── RECORDS FOR PROCESSING ──

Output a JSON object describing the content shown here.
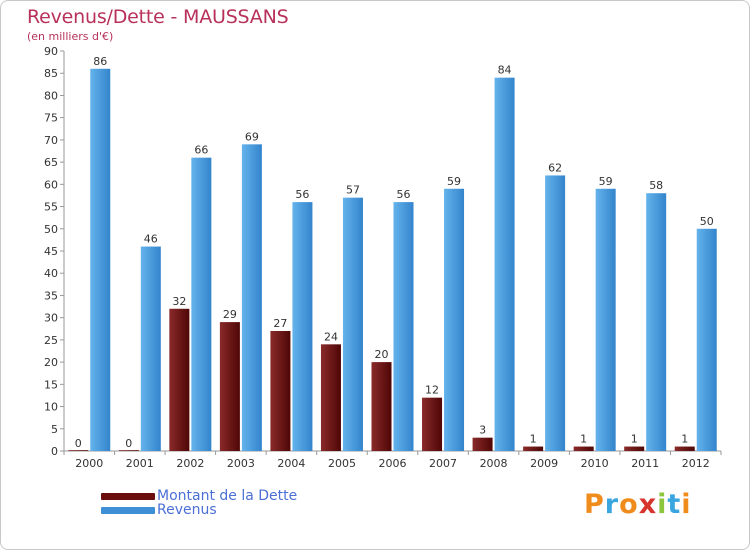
{
  "title": "Revenus/Dette - MAUSSANS",
  "subtitle": "(en milliers d'€)",
  "logo": {
    "text": "Proxiti",
    "colors": [
      "#f08c1c",
      "#3aa6e0",
      "#f08c1c",
      "#d6342c",
      "#8cc63f",
      "#3aa6e0",
      "#f08c1c"
    ]
  },
  "legend": [
    {
      "label": "Montant de la Dette",
      "color": "#6b0d0d"
    },
    {
      "label": "Revenus",
      "color": "#3d8fd6"
    }
  ],
  "chart_data": {
    "type": "bar",
    "title": "Revenus/Dette - MAUSSANS",
    "subtitle": "(en milliers d'€)",
    "xlabel": "",
    "ylabel": "",
    "ylim": [
      0,
      90
    ],
    "ytick_step": 5,
    "grid": false,
    "legend_position": "bottom-left",
    "categories": [
      "2000",
      "2001",
      "2002",
      "2003",
      "2004",
      "2005",
      "2006",
      "2007",
      "2008",
      "2009",
      "2010",
      "2011",
      "2012"
    ],
    "series": [
      {
        "name": "Montant de la Dette",
        "color_top": "#8a2a2a",
        "color_bottom": "#4f0606",
        "values": [
          0,
          0,
          32,
          29,
          27,
          24,
          20,
          12,
          3,
          1,
          1,
          1,
          1
        ]
      },
      {
        "name": "Revenus",
        "color_top": "#64b3ec",
        "color_bottom": "#3384cc",
        "values": [
          86,
          46,
          66,
          69,
          56,
          57,
          56,
          59,
          84,
          62,
          59,
          58,
          50
        ]
      }
    ]
  }
}
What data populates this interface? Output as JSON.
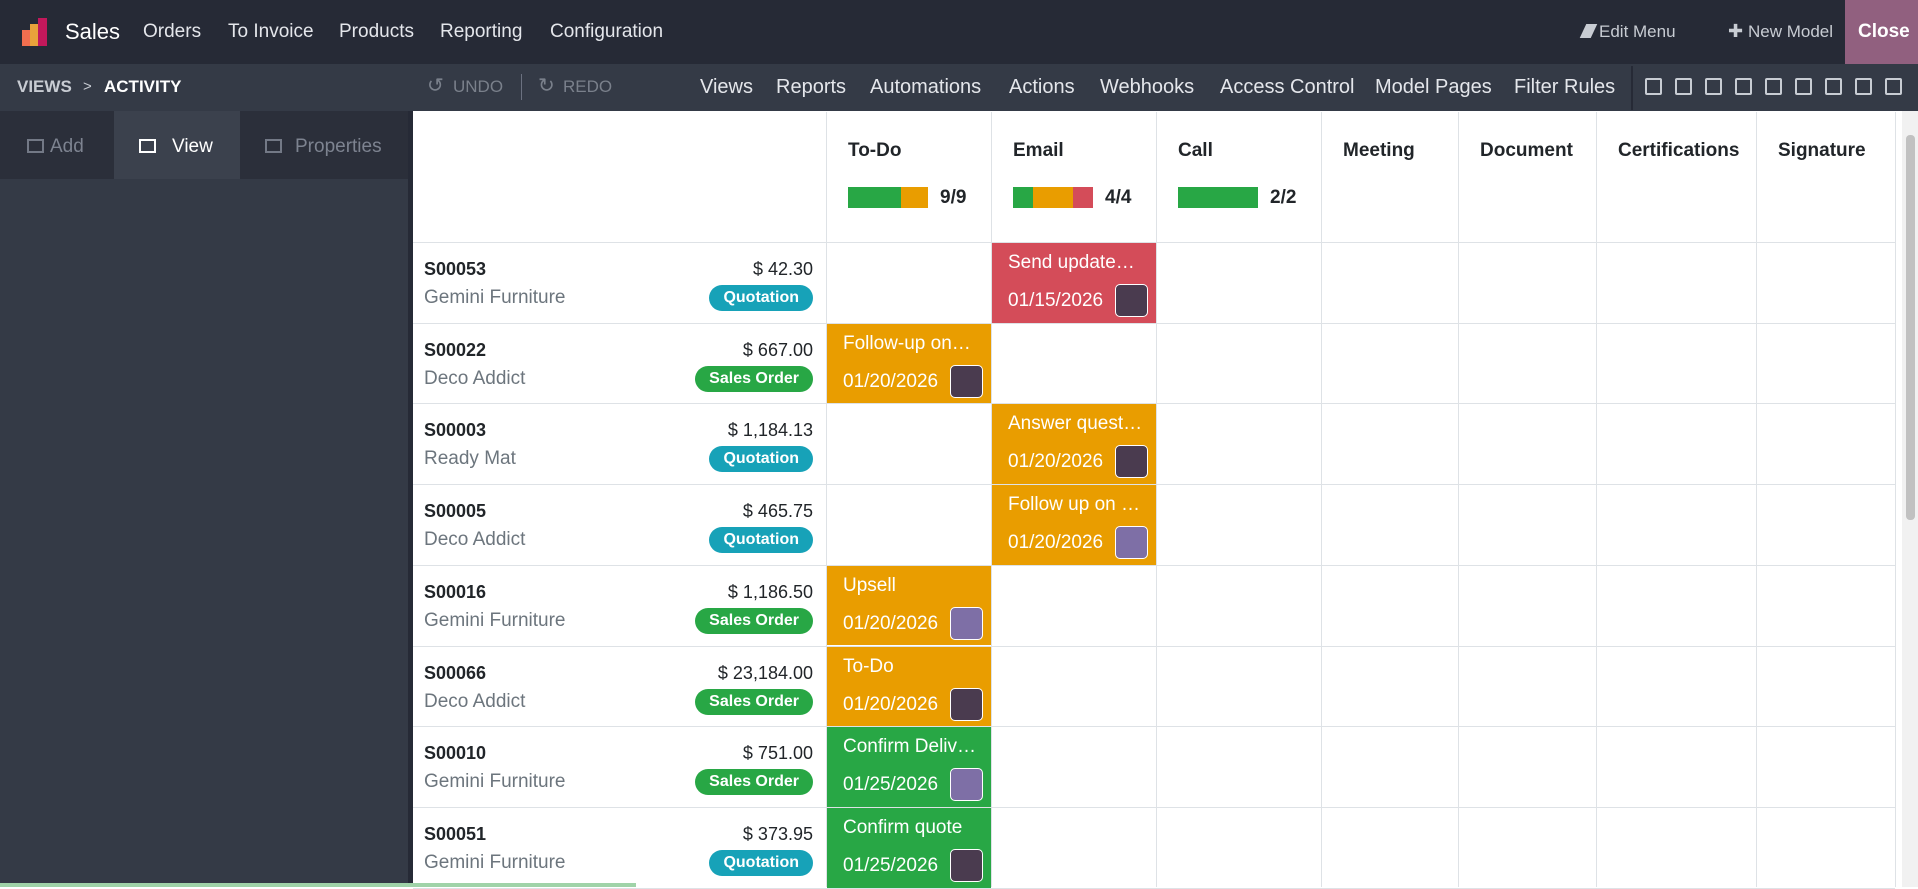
{
  "navbar": {
    "app": "Sales",
    "menu": [
      "Orders",
      "To Invoice",
      "Products",
      "Reporting",
      "Configuration"
    ],
    "edit_menu": "Edit Menu",
    "new_model": "New Model",
    "close": "Close"
  },
  "studio_bar": {
    "breadcrumb": [
      "VIEWS",
      "ACTIVITY"
    ],
    "separator": ">",
    "undo": "UNDO",
    "redo": "REDO",
    "tabs": [
      "Views",
      "Reports",
      "Automations",
      "Actions",
      "Webhooks",
      "Access Control",
      "Model Pages",
      "Filter Rules"
    ]
  },
  "sidebar": {
    "tabs": [
      "Add",
      "View",
      "Properties"
    ]
  },
  "activity_view": {
    "columns": [
      {
        "name": "To-Do",
        "count_label": "9/9",
        "progress": [
          {
            "count": 6,
            "color": "#28a745"
          },
          {
            "count": 3,
            "color": "#e99d00"
          }
        ]
      },
      {
        "name": "Email",
        "count_label": "4/4",
        "progress": [
          {
            "count": 1,
            "color": "#28a745"
          },
          {
            "count": 2,
            "color": "#e99d00"
          },
          {
            "count": 1,
            "color": "#d44c59"
          }
        ]
      },
      {
        "name": "Call",
        "count_label": "2/2",
        "progress": [
          {
            "count": 2,
            "color": "#28a745"
          }
        ]
      },
      {
        "name": "Meeting"
      },
      {
        "name": "Document"
      },
      {
        "name": "Certifications"
      },
      {
        "name": "Signature"
      }
    ],
    "records": [
      {
        "name": "S00053",
        "amount": "$ 42.30",
        "customer": "Gemini Furniture",
        "status": "Quotation",
        "cells": [
          null,
          {
            "summary": "Send update…",
            "date": "01/15/2026",
            "color": "#d44c59"
          },
          null,
          null,
          null,
          null,
          null
        ]
      },
      {
        "name": "S00022",
        "amount": "$ 667.00",
        "customer": "Deco Addict",
        "status": "Sales Order",
        "cells": [
          {
            "summary": "Follow-up on…",
            "date": "01/20/2026",
            "color": "#e99d00"
          },
          null,
          null,
          null,
          null,
          null,
          null
        ]
      },
      {
        "name": "S00003",
        "amount": "$ 1,184.13",
        "customer": "Ready Mat",
        "status": "Quotation",
        "cells": [
          null,
          {
            "summary": "Answer quest…",
            "date": "01/20/2026",
            "color": "#e99d00"
          },
          null,
          null,
          null,
          null,
          null
        ]
      },
      {
        "name": "S00005",
        "amount": "$ 465.75",
        "customer": "Deco Addict",
        "status": "Quotation",
        "cells": [
          null,
          {
            "summary": "Follow up on …",
            "date": "01/20/2026",
            "color": "#e99d00"
          },
          null,
          null,
          null,
          null,
          null
        ]
      },
      {
        "name": "S00016",
        "amount": "$ 1,186.50",
        "customer": "Gemini Furniture",
        "status": "Sales Order",
        "cells": [
          {
            "summary": "Upsell",
            "date": "01/20/2026",
            "color": "#e99d00"
          },
          null,
          null,
          null,
          null,
          null,
          null
        ]
      },
      {
        "name": "S00066",
        "amount": "$ 23,184.00",
        "customer": "Deco Addict",
        "status": "Sales Order",
        "cells": [
          {
            "summary": "To-Do",
            "date": "01/20/2026",
            "color": "#e99d00"
          },
          null,
          null,
          null,
          null,
          null,
          null
        ]
      },
      {
        "name": "S00010",
        "amount": "$ 751.00",
        "customer": "Gemini Furniture",
        "status": "Sales Order",
        "cells": [
          {
            "summary": "Confirm Deliv…",
            "date": "01/25/2026",
            "color": "#28a745"
          },
          null,
          null,
          null,
          null,
          null,
          null
        ]
      },
      {
        "name": "S00051",
        "amount": "$ 373.95",
        "customer": "Gemini Furniture",
        "status": "Quotation",
        "cells": [
          {
            "summary": "Confirm quote",
            "date": "01/25/2026",
            "color": "#28a745"
          },
          null,
          null,
          null,
          null,
          null,
          null
        ]
      }
    ]
  }
}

───

Reproduce each line holding the word "Confirm".

            "summary": "Confirm Deliv…",
            "summary": "Confirm quote",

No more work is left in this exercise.